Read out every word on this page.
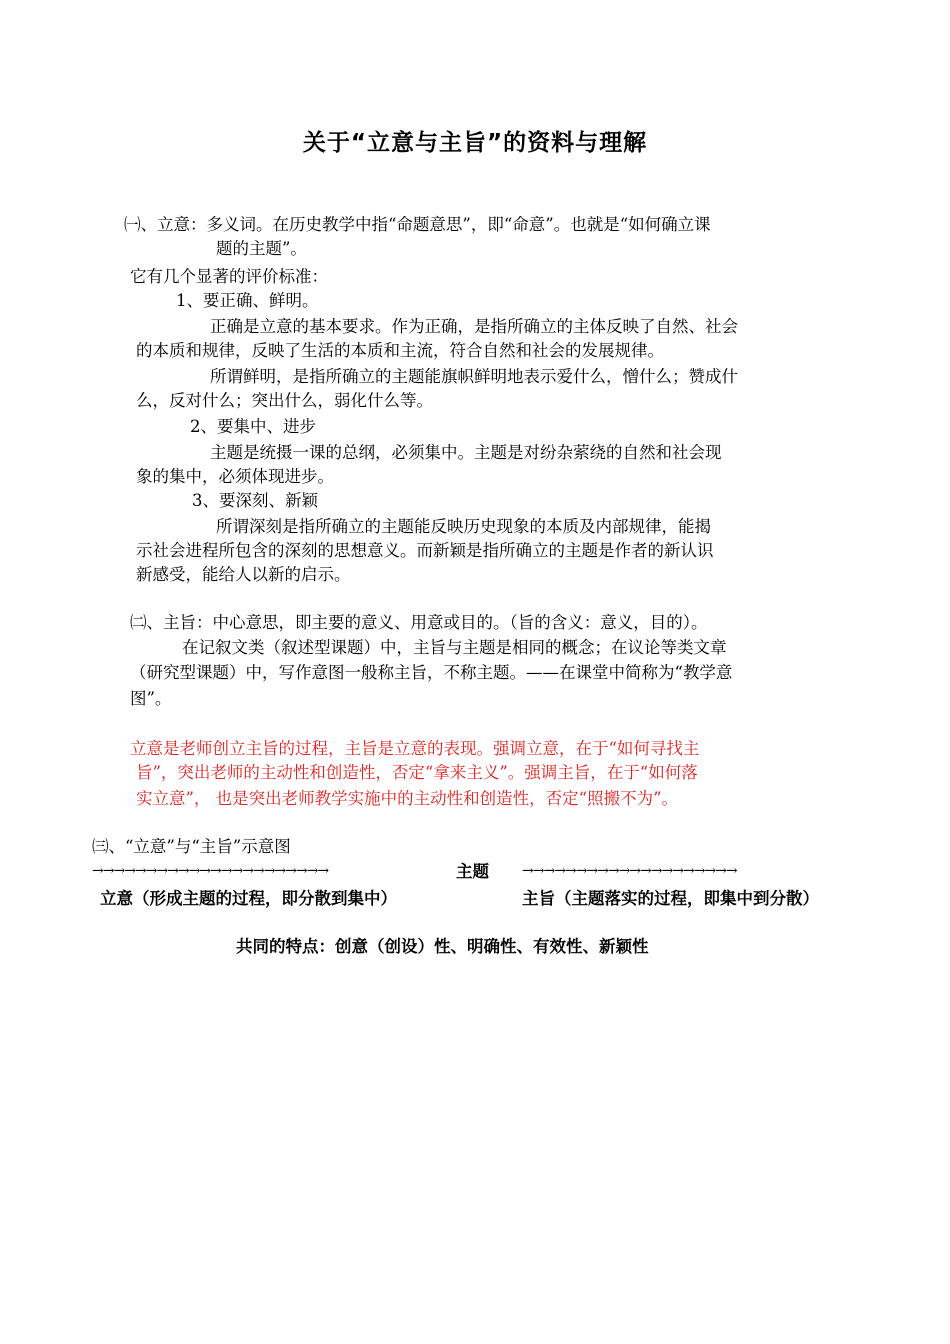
关于“立意与主旨”的资料与理解
㈠、立意：多义词。在历史教学中指“命题意思”，即“命意”。也就是“如何确立课
题的主题”。
它有几个显著的评价标准：
1、要正确、鲜明。
正确是立意的基本要求。作为正确，是指所确立的主体反映了自然、社会
的本质和规律，反映了生活的本质和主流，符合自然和社会的发展规律。
所谓鲜明，是指所确立的主题能旗帜鲜明地表示爱什么，憎什么；赞成什
么，反对什么；突出什么，弱化什么等。
2、要集中、进步
主题是统摄一课的总纲，必须集中。主题是对纷杂萦绕的自然和社会现
象的集中，必须体现进步。
3、要深刻、新颖
所谓深刻是指所确立的主题能反映历史现象的本质及内部规律，能揭
示社会进程所包含的深刻的思想意义。而新颖是指所确立的主题是作者的新认识
新感受，能给人以新的启示。
㈡、主旨：中心意思，即主要的意义、用意或目的。（旨的含义：意义，目的）。
在记叙文类（叙述型课题）中，主旨与主题是相同的概念；在议论等类文章
（研究型课题）中，写作意图一般称主旨，不称主题。——在课堂中简称为“教学意
图”。
立意是老师创立主旨的过程，主旨是立意的表现。强调立意，在于“如何寻找主
旨”，突出老师的主动性和创造性，否定“拿来主义”。强调主旨，在于“如何落
实立意”， 也是突出老师教学实施中的主动性和创造性，否定“照搬不为”。
㈢、“立意”与“主旨”示意图
→→→→→→→→→→→→→→→→→→→→→→	主题 →→→→→→→→→→→→→→→→→→→→
立意（形成主题的过程，即分散到集中）	主旨（主题落实的过程，即集中到分散）
共同的特点：创意（创设）性、明确性、有效性、新颖性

***

* _OBJECTIVE_: Take the listing and print it again exactly, but without any pictures.

* _REPLY TO THE TASK_:
Read out every word on this page.
关于“立意与主旨”的资料与理解
㈠、立意：多义词。在历史教学中指“命题意思”，即“命意”。也就是“如何确立课
题的主题”。
它有几个显著的评价标准：
1、要正确、鲜明。
正确是立意的基本要求。作为正确，是指所确立的主体反映了自然、社会
的本质和规律，反映了生活的本质和主流，符合自然和社会的发展规律。
所谓鲜明，是指所确立的主题能旗帜鲜明地表示爱什么，憎什么；赞成什
么，反对什么；突出什么，弱化什么等。
2、要集中、进步
主题是统摄一课的总纲，必须集中。主题是对纷杂萦绕的自然和社会现
象的集中，必须体现进步。
3、要深刻、新颖
所谓深刻是指所确立的主题能反映历史现象的本质及内部规律，能揭
示社会进程所包含的深刻的思想意义。而新颖是指所确立的主题是作者的新认识
新感受，能给人以新的启示。
㈡、主旨：中心意思，即主要的意义、用意或目的。（旨的含义：意义，目的）。
在记叙文类（叙述型课题）中，主旨与主题是相同的概念；在议论等类文章
（研究型课题）中，写作意图一般称主旨，不称主题。——在课堂中简称为“教学意
图”。
立意是老师创立主旨的过程，主旨是立意的表现。强调立意，在于“如何寻找主
旨”，突出老师的主动性和创造性，否定“拿来主义”。强调主旨，在于“如何落
实立意”， 也是突出老师教学实施中的主动性和创造性，否定“照搬不为”。
㈢、“立意”与“主旨”示意图
→→→→→→→→→→→→→→→→→→→→→→	主题 →→→→→→→→→→→→→→→→→→→→
立意（形成主题的过程，即分散到集中）	主旨（主题落实的过程，即集中到分散）
共同的特点：创意（创设）性、明确性、有效性、新颖性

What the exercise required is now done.